AIM OF THE EXERCISE:
Establish how many lines in the material include the string "Compute" and report it as a lone number.

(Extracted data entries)

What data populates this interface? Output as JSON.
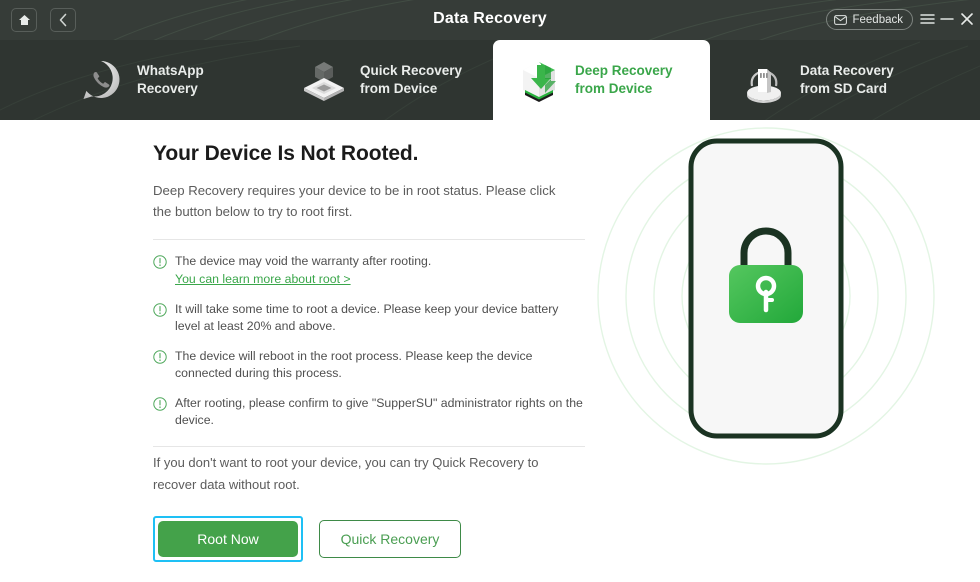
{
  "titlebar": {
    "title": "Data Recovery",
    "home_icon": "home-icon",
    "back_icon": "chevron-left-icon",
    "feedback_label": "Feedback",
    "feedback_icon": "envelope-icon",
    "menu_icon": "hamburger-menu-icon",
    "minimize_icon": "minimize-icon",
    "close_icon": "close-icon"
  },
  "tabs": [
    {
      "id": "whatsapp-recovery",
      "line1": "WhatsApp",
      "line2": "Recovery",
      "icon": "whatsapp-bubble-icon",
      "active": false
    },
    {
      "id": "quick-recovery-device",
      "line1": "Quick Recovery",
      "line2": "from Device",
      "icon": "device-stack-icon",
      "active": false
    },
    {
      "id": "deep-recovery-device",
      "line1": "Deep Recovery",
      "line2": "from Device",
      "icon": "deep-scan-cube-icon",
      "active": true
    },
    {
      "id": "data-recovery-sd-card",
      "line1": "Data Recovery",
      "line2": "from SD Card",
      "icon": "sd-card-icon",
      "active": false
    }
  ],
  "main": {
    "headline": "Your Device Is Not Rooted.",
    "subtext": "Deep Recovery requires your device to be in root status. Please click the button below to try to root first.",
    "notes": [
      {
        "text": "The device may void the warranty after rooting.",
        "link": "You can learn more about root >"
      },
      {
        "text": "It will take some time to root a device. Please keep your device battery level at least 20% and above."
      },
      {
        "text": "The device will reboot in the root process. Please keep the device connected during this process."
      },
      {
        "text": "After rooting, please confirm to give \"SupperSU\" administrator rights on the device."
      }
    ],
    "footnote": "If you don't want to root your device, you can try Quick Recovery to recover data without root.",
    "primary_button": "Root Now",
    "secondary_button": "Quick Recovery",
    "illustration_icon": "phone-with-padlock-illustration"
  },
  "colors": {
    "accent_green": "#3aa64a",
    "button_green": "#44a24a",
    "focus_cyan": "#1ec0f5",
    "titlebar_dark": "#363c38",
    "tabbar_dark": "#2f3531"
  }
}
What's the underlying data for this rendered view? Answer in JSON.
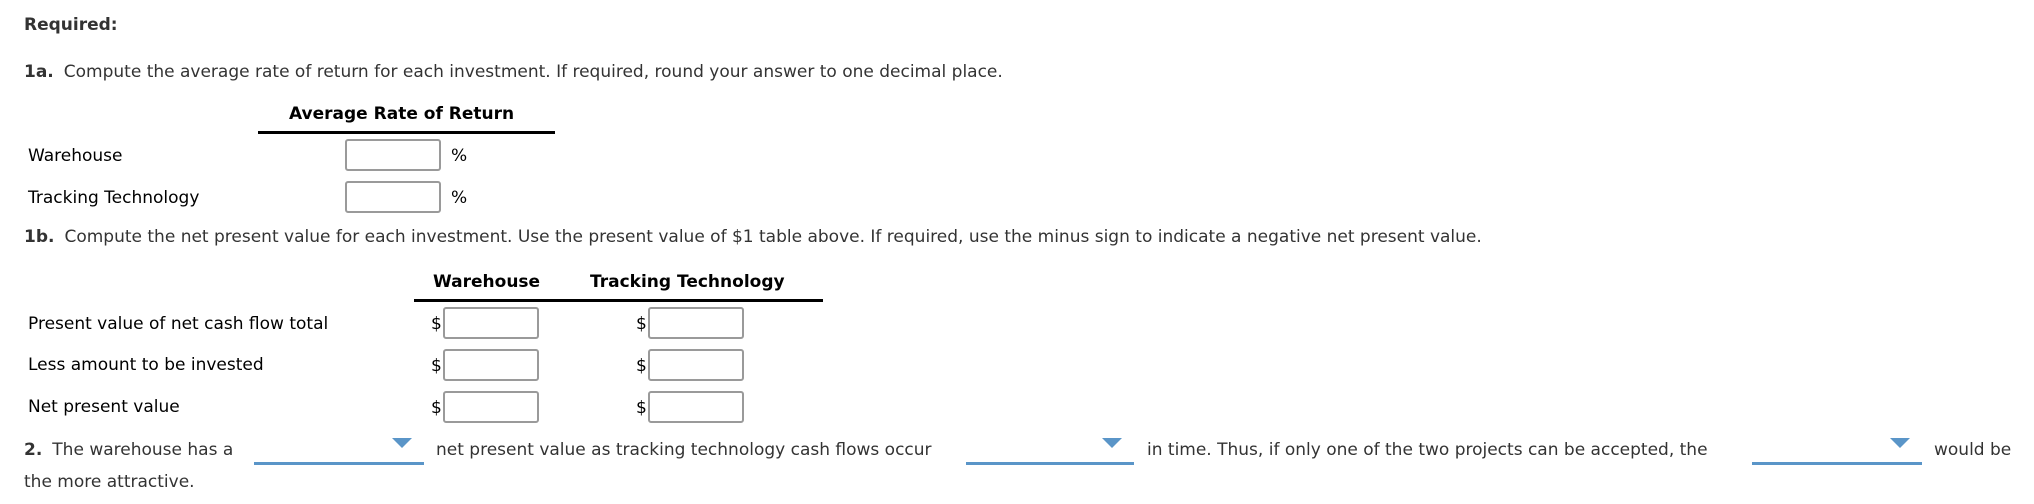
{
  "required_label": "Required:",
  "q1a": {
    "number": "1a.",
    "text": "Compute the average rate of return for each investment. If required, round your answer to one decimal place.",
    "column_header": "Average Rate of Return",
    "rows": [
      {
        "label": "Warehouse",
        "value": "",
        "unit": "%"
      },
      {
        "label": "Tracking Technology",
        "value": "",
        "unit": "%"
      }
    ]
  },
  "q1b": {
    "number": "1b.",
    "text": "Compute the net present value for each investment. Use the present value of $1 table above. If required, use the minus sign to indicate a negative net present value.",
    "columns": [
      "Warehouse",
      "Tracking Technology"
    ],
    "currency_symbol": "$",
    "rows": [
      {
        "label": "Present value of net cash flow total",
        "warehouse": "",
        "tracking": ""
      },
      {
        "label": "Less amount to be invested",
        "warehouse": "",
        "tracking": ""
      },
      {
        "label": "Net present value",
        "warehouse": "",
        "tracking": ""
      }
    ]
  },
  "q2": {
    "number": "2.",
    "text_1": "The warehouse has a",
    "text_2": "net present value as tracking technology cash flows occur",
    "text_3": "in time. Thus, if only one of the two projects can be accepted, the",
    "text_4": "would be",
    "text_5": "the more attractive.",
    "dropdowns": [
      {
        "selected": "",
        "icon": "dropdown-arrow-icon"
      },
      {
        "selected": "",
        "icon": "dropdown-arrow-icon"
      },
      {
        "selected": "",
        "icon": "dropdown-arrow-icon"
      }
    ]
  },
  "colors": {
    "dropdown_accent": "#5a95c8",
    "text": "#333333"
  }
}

RESPONSE TO THE TASK:
2